◆ **Stated problem**: According to the press release, how often was Solomon responsible for and in control of the evidence room?

◆ **Supplied text**:

-- Start --

Former Evidence Custodian Sentenced to Prison for Embezzling $109,623 from North Slope Borough Police Department

For Immediate Release
U.S. Attorney's Office, District of Alaska

Fairbanks, Alaska – U.S. Attorney Karen L. Loeffler announced that a Fairbanks woman was sentenced in federal court today for one count of interstate transportation of stolen property between 2011 and July 2012 related to her theft of over $100,000 from the evidence room at the North Slope Borough Police Department (NSBPD) in Barrow, Alaska. 

Margaret Ann Solomon, 48, of Fairbanks, Alaska, was sentenced by U.S. District Judge Ralph R. Beistline to eight months in prison, three years supervised release, and ordered to pay restitution of $109,623 to the NSBPD.    

According to Assistant U.S. Attorney Andrea Hattan, who prosecuted the case, court documents show that Solomon worked for the NSBPD from November 2006 until July 16, 2012.  Between approximately January 2011 and June 2012, Solomon was one of three Evidence Custodians assigned to work in the evidence room in Barrow. As a result, Solomon was responsible for and had control over the evidence room approximately every three weeks.  As an evidence custodian, Solomon knew which evidence items contained cash and, during the weeks that she was assigned to work in the evidence room, Solomon stole cash from evidence items.  Solomon did so by retrieving evidence envelopes when she was by herself in the evidence room and removing money from them.  Solomon also took steps to conceal her thefts by, at times destroying envelopes and files.  

During the time Solomon stole money from the evidence room, she deposited some of the money she stole into her account at Wells Fargo in Barrow to gamble online.  For example, Solomon linked her Wells Fargo account to her Paypal account, and then used Paypal to electronically transfer the stolen funds from her Wells Fargo account to Facebook.

-- End --

◆ **Data rows**:
-- Start --

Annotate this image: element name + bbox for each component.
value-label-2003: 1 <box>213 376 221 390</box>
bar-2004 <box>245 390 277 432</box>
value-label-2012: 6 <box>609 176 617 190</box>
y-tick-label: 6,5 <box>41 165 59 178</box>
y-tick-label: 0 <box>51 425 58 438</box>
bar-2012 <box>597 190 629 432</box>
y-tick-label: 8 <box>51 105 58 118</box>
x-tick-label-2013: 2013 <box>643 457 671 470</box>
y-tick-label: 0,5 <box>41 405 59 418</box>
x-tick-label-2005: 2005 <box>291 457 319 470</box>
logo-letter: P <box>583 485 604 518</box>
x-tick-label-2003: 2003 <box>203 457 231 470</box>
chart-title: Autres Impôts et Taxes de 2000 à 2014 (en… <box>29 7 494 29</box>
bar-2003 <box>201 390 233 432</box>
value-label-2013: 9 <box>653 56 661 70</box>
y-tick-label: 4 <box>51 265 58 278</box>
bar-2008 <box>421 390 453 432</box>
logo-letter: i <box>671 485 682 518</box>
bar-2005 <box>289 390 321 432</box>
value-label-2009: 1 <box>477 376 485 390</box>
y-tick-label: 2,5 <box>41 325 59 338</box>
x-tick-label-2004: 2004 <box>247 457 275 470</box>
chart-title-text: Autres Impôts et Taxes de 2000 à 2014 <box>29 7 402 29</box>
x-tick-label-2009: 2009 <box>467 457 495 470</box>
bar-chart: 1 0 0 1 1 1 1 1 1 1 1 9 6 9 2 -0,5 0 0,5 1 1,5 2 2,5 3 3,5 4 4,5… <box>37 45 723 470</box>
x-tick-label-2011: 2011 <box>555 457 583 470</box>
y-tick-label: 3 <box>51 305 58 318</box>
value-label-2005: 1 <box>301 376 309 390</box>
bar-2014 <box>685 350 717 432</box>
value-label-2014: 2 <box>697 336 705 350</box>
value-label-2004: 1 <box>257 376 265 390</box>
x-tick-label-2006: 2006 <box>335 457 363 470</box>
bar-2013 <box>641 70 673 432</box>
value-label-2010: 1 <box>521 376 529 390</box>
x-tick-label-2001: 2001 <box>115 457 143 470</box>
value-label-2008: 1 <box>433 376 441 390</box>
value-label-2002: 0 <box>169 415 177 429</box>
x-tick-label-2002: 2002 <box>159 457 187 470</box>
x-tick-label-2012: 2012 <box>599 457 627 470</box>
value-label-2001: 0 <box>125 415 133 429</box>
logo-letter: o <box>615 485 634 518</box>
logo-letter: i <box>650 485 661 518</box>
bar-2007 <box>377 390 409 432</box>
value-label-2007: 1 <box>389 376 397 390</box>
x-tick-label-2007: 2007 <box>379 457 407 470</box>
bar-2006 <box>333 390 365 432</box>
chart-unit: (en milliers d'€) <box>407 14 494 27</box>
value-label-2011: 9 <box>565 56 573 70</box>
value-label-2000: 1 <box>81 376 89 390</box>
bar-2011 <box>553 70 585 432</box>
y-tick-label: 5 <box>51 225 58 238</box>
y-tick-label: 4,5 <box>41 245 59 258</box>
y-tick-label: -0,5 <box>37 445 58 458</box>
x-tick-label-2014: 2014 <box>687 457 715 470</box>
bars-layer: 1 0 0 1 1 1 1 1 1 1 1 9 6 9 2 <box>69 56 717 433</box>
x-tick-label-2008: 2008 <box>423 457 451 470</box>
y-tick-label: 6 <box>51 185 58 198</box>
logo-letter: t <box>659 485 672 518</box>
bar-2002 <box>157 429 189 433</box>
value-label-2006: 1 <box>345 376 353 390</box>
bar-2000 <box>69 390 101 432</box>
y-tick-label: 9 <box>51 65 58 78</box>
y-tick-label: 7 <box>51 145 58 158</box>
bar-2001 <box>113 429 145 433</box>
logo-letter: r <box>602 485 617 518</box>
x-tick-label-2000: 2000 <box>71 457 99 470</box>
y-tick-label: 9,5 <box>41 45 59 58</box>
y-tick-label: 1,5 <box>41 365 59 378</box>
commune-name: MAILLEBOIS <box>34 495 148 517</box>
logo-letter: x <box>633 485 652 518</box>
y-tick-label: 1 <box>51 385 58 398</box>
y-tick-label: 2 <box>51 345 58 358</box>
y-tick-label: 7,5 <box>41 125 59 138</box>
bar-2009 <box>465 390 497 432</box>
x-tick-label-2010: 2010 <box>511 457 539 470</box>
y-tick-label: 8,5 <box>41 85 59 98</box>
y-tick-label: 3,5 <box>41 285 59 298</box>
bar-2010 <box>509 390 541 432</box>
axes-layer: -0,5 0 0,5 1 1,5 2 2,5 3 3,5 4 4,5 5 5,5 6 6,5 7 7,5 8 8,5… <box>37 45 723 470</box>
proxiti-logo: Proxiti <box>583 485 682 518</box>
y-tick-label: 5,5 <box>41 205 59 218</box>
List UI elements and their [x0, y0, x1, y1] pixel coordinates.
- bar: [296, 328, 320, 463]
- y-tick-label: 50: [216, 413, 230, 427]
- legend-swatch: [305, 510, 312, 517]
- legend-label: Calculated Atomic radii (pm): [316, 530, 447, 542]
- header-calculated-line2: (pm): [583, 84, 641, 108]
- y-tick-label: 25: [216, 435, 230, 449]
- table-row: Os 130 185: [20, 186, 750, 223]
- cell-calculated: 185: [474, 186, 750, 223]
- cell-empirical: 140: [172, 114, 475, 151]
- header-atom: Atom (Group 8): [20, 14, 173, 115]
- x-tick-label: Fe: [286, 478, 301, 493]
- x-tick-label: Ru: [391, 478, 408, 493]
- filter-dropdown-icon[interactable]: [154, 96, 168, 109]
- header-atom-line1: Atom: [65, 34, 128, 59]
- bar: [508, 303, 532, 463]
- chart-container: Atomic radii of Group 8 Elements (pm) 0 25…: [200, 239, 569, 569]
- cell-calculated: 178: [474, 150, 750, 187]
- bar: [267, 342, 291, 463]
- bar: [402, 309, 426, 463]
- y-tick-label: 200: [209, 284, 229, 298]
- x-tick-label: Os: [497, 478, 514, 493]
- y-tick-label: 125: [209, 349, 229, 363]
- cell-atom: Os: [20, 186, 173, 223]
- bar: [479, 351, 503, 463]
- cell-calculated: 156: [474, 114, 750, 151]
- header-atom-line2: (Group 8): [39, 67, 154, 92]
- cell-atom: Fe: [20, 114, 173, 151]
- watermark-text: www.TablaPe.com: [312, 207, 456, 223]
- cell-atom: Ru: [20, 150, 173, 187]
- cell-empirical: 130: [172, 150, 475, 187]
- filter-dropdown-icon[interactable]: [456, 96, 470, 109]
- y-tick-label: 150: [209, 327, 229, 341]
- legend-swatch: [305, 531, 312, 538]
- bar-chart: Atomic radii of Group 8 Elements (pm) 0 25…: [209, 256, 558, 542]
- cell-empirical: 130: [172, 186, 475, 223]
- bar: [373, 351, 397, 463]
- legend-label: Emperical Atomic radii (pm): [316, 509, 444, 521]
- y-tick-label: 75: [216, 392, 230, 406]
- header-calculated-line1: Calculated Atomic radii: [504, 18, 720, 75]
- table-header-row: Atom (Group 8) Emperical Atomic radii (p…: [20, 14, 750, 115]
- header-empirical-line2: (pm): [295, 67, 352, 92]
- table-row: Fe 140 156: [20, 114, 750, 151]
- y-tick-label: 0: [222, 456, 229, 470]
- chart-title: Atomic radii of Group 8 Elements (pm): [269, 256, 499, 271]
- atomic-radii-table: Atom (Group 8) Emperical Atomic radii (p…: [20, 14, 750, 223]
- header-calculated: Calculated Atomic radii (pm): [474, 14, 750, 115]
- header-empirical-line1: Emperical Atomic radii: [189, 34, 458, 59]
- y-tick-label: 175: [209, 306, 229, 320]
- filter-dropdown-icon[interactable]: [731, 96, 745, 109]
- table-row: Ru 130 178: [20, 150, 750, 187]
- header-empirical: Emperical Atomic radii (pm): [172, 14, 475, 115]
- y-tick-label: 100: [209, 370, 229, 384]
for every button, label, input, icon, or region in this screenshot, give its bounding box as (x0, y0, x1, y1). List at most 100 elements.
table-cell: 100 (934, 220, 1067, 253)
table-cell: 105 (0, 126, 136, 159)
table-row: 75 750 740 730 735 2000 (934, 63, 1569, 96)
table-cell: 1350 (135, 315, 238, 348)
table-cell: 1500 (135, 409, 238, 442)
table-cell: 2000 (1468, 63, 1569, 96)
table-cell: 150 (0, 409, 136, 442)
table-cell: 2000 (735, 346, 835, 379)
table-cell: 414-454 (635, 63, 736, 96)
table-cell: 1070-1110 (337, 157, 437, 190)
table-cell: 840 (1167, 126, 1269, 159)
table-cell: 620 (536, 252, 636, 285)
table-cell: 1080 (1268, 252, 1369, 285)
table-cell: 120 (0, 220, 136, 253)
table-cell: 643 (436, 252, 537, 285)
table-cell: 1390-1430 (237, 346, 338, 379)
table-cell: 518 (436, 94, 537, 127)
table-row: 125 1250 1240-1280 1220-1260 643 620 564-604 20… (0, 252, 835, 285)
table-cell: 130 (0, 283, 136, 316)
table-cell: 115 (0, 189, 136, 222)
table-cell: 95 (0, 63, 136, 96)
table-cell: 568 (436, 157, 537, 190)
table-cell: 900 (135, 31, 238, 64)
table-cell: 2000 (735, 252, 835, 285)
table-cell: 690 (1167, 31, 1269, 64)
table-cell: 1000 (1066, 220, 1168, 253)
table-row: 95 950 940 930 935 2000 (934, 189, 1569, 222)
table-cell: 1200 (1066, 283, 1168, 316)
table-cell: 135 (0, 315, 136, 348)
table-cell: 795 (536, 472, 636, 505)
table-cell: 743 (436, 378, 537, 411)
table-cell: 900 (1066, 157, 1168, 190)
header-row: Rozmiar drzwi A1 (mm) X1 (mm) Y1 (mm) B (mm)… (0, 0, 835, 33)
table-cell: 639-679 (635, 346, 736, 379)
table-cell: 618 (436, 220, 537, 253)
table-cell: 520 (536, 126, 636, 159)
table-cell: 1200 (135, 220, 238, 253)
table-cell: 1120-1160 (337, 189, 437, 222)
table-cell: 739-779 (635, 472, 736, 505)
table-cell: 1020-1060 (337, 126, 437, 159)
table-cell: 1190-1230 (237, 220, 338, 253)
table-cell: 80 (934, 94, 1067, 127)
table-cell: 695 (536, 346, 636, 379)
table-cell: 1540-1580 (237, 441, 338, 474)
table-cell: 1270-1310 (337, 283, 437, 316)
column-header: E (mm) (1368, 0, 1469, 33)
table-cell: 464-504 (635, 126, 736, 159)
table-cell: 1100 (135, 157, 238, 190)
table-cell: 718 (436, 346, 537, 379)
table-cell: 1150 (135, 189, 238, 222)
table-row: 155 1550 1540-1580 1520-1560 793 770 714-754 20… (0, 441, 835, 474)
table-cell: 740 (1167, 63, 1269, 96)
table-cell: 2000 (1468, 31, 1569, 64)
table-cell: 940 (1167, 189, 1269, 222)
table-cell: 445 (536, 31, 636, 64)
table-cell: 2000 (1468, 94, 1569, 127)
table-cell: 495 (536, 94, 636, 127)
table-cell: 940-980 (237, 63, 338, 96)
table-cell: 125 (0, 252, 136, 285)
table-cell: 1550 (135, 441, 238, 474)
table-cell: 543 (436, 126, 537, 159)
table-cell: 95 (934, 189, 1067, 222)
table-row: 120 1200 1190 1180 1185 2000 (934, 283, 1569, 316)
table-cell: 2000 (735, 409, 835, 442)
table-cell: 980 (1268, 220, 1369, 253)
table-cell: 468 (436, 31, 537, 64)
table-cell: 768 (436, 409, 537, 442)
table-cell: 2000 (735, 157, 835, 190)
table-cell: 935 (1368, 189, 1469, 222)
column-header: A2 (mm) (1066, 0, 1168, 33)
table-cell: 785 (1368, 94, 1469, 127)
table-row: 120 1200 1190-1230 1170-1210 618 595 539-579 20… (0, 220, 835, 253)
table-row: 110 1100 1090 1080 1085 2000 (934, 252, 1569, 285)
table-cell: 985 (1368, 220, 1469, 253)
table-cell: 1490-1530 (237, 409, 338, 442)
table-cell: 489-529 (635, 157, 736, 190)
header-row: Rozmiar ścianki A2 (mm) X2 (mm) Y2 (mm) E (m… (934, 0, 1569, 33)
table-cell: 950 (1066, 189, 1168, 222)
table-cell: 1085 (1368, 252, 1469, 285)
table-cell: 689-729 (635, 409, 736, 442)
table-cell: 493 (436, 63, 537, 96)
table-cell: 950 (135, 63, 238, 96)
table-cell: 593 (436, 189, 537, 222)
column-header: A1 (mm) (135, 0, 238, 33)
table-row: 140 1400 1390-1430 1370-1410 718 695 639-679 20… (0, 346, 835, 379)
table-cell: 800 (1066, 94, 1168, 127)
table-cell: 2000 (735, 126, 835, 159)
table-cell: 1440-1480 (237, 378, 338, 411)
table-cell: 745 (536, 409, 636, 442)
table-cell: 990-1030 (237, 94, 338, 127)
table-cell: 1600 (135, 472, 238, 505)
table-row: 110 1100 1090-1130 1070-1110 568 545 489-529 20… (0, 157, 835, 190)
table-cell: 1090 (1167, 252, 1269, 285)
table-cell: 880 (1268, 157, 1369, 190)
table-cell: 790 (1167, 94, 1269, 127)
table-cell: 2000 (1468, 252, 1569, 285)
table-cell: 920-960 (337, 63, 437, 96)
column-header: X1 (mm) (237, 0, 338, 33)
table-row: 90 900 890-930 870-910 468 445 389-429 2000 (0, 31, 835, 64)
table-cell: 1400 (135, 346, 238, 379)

-- End --

◆ **Written response**: Approximately every three weeks.